-- START --

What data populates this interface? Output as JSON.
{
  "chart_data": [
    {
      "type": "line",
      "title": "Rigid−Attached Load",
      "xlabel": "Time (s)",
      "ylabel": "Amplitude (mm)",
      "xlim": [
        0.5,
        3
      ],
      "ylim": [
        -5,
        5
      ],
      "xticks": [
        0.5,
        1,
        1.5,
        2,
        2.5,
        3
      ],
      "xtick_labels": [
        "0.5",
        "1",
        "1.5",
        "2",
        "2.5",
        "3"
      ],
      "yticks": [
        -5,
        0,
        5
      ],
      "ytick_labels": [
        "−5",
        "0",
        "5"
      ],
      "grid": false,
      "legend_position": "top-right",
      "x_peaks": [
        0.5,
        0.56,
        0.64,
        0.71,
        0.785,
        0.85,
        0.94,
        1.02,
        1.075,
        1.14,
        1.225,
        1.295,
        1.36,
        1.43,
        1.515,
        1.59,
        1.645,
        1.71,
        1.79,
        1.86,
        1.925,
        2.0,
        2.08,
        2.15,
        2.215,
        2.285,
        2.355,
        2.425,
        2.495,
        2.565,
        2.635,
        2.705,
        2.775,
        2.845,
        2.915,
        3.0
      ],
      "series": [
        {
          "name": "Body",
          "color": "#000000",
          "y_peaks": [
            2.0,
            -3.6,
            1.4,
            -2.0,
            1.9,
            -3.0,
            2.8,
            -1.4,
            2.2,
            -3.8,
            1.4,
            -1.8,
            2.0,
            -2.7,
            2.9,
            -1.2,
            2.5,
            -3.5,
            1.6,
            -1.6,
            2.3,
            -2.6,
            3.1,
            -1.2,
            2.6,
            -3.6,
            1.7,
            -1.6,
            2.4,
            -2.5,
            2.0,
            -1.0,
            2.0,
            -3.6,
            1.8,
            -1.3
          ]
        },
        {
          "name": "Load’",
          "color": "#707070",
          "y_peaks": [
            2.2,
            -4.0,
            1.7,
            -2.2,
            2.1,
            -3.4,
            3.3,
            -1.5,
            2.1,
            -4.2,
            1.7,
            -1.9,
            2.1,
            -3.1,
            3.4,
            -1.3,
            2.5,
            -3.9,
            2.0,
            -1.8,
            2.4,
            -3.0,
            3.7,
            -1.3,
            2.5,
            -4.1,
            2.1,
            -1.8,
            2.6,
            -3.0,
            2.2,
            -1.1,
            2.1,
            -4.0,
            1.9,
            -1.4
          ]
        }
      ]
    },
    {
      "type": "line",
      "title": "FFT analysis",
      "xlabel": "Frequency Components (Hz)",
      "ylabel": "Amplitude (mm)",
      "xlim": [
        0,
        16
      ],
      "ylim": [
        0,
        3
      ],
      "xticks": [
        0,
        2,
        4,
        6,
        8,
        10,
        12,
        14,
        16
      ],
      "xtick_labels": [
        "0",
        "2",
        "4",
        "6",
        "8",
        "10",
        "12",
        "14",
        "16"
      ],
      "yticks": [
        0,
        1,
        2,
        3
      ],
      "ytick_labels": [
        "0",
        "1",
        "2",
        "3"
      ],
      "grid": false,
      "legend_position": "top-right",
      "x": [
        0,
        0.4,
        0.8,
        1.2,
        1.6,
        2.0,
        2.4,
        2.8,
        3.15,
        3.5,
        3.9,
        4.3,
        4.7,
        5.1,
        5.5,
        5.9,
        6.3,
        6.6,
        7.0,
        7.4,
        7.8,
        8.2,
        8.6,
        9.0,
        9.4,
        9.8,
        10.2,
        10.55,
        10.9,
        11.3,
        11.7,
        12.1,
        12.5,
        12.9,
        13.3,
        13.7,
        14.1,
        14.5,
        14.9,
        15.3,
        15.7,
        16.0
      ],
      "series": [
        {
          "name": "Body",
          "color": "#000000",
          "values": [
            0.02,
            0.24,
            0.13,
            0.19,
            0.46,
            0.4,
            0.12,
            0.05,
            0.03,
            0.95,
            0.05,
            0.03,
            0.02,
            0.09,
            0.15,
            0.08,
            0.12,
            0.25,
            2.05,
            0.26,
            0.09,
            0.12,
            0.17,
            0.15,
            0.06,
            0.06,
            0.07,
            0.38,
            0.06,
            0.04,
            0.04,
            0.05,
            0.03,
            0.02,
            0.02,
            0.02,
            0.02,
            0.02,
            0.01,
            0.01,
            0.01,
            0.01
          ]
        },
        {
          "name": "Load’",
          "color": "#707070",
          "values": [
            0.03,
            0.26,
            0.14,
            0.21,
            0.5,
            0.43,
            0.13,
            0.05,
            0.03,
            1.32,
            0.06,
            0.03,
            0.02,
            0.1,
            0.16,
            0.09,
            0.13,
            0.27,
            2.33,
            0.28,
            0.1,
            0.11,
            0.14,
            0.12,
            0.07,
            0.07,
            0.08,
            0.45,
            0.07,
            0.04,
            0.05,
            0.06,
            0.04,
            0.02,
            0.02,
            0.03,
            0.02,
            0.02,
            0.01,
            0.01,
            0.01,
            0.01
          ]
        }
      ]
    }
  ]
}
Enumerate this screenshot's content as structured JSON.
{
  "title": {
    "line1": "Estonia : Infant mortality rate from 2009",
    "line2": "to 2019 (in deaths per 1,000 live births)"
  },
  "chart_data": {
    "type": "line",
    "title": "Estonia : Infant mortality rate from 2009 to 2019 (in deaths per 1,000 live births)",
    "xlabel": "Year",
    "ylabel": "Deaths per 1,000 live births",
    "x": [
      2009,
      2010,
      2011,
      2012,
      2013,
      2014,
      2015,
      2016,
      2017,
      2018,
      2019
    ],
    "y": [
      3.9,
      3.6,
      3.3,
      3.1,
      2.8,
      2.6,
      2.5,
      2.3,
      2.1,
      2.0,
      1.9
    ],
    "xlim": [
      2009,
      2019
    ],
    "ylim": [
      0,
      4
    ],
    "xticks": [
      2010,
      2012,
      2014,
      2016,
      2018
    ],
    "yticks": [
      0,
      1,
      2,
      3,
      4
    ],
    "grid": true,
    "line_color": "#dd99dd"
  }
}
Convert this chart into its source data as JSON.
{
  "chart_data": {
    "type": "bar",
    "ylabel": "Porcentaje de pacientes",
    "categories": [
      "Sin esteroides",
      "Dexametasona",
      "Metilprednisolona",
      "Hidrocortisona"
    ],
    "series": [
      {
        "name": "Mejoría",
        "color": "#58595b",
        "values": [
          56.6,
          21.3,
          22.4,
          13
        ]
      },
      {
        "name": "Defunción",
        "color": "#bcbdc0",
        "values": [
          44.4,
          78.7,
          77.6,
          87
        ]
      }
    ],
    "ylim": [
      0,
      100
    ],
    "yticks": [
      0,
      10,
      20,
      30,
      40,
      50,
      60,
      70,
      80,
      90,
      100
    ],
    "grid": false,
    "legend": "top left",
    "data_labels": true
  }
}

-- END --

What you are asked to do
Restate all of the entries exactly, please.

Task response
What data populates this interface? Output as JSON.
{
  "chart_data": [
    {
      "type": "line",
      "title": "Rigid−Attached Load",
      "xlabel": "Time (s)",
      "ylabel": "Amplitude (mm)",
      "xlim": [
        0.5,
        3
      ],
      "ylim": [
        -5,
        5
      ],
      "xticks": [
        0.5,
        1,
        1.5,
        2,
        2.5,
        3
      ],
      "xtick_labels": [
        "0.5",
        "1",
        "1.5",
        "2",
        "2.5",
        "3"
      ],
      "yticks": [
        -5,
        0,
        5
      ],
      "ytick_labels": [
        "−5",
        "0",
        "5"
      ],
      "grid": false,
      "legend_position": "top-right",
      "x_peaks": [
        0.5,
        0.56,
        0.64,
        0.71,
        0.785,
        0.85,
        0.94,
        1.02,
        1.075,
        1.14,
        1.225,
        1.295,
        1.36,
        1.43,
        1.515,
        1.59,
        1.645,
        1.71,
        1.79,
        1.86,
        1.925,
        2.0,
        2.08,
        2.15,
        2.215,
        2.285,
        2.355,
        2.425,
        2.495,
        2.565,
        2.635,
        2.705,
        2.775,
        2.845,
        2.915,
        3.0
      ],
      "series": [
        {
          "name": "Body",
          "color": "#000000",
          "y_peaks": [
            2.0,
            -3.6,
            1.4,
            -2.0,
            1.9,
            -3.0,
            2.8,
            -1.4,
            2.2,
            -3.8,
            1.4,
            -1.8,
            2.0,
            -2.7,
            2.9,
            -1.2,
            2.5,
            -3.5,
            1.6,
            -1.6,
            2.3,
            -2.6,
            3.1,
            -1.2,
            2.6,
            -3.6,
            1.7,
            -1.6,
            2.4,
            -2.5,
            2.0,
            -1.0,
            2.0,
            -3.6,
            1.8,
            -1.3
          ]
        },
        {
          "name": "Load’",
          "color": "#707070",
          "y_peaks": [
            2.2,
            -4.0,
            1.7,
            -2.2,
            2.1,
            -3.4,
            3.3,
            -1.5,
            2.1,
            -4.2,
            1.7,
            -1.9,
            2.1,
            -3.1,
            3.4,
            -1.3,
            2.5,
            -3.9,
            2.0,
            -1.8,
            2.4,
            -3.0,
            3.7,
            -1.3,
            2.5,
            -4.1,
            2.1,
            -1.8,
            2.6,
            -3.0,
            2.2,
            -1.1,
            2.1,
            -4.0,
            1.9,
            -1.4
          ]
        }
      ]
    },
    {
      "type": "line",
      "title": "FFT analysis",
      "xlabel": "Frequency Components (Hz)",
      "ylabel": "Amplitude (mm)",
      "xlim": [
        0,
        16
      ],
      "ylim": [
        0,
        3
      ],
      "xticks": [
        0,
        2,
        4,
        6,
        8,
        10,
        12,
        14,
        16
      ],
      "xtick_labels": [
        "0",
        "2",
        "4",
        "6",
        "8",
        "10",
        "12",
        "14",
        "16"
      ],
      "yticks": [
        0,
        1,
        2,
        3
      ],
      "ytick_labels": [
        "0",
        "1",
        "2",
        "3"
      ],
      "grid": false,
      "legend_position": "top-right",
      "x": [
        0,
        0.4,
        0.8,
        1.2,
        1.6,
        2.0,
        2.4,
        2.8,
        3.15,
        3.5,
        3.9,
        4.3,
        4.7,
        5.1,
        5.5,
        5.9,
        6.3,
        6.6,
        7.0,
        7.4,
        7.8,
        8.2,
        8.6,
        9.0,
        9.4,
        9.8,
        10.2,
        10.55,
        10.9,
        11.3,
        11.7,
        12.1,
        12.5,
        12.9,
        13.3,
        13.7,
        14.1,
        14.5,
        14.9,
        15.3,
        15.7,
        16.0
      ],
      "series": [
        {
          "name": "Body",
          "color": "#000000",
          "values": [
            0.02,
            0.24,
            0.13,
            0.19,
            0.46,
            0.4,
            0.12,
            0.05,
            0.03,
            0.95,
            0.05,
            0.03,
            0.02,
            0.09,
            0.15,
            0.08,
            0.12,
            0.25,
            2.05,
            0.26,
            0.09,
            0.12,
            0.17,
            0.15,
            0.06,
            0.06,
            0.07,
            0.38,
            0.06,
            0.04,
            0.04,
            0.05,
            0.03,
            0.02,
            0.02,
            0.02,
            0.02,
            0.02,
            0.01,
            0.01,
            0.01,
            0.01
          ]
        },
        {
          "name": "Load’",
          "color": "#707070",
          "values": [
            0.03,
            0.26,
            0.14,
            0.21,
            0.5,
            0.43,
            0.13,
            0.05,
            0.03,
            1.32,
            0.06,
            0.03,
            0.02,
            0.1,
            0.16,
            0.09,
            0.13,
            0.27,
            2.33,
            0.28,
            0.1,
            0.11,
            0.14,
            0.12,
            0.07,
            0.07,
            0.08,
            0.45,
            0.07,
            0.04,
            0.05,
            0.06,
            0.04,
            0.02,
            0.02,
            0.03,
            0.02,
            0.02,
            0.01,
            0.01,
            0.01,
            0.01
          ]
        }
      ]
    }
  ]
}
Enumerate this screenshot's content as structured JSON.
{
  "title": {
    "line1": "Estonia : Infant mortality rate from 2009",
    "line2": "to 2019 (in deaths per 1,000 live births)"
  },
  "chart_data": {
    "type": "line",
    "title": "Estonia : Infant mortality rate from 2009 to 2019 (in deaths per 1,000 live births)",
    "xlabel": "Year",
    "ylabel": "Deaths per 1,000 live births",
    "x": [
      2009,
      2010,
      2011,
      2012,
      2013,
      2014,
      2015,
      2016,
      2017,
      2018,
      2019
    ],
    "y": [
      3.9,
      3.6,
      3.3,
      3.1,
      2.8,
      2.6,
      2.5,
      2.3,
      2.1,
      2.0,
      1.9
    ],
    "xlim": [
      2009,
      2019
    ],
    "ylim": [
      0,
      4
    ],
    "xticks": [
      2010,
      2012,
      2014,
      2016,
      2018
    ],
    "yticks": [
      0,
      1,
      2,
      3,
      4
    ],
    "grid": true,
    "line_color": "#dd99dd"
  }
}
Convert this chart into its source data as JSON.
{
  "chart_data": {
    "type": "bar",
    "ylabel": "Porcentaje de pacientes",
    "categories": [
      "Sin esteroides",
      "Dexametasona",
      "Metilprednisolona",
      "Hidrocortisona"
    ],
    "series": [
      {
        "name": "Mejoría",
        "color": "#58595b",
        "values": [
          56.6,
          21.3,
          22.4,
          13
        ]
      },
      {
        "name": "Defunción",
        "color": "#bcbdc0",
        "values": [
          44.4,
          78.7,
          77.6,
          87
        ]
      }
    ],
    "ylim": [
      0,
      100
    ],
    "yticks": [
      0,
      10,
      20,
      30,
      40,
      50,
      60,
      70,
      80,
      90,
      100
    ],
    "grid": false,
    "legend": "top left",
    "data_labels": true
  }
}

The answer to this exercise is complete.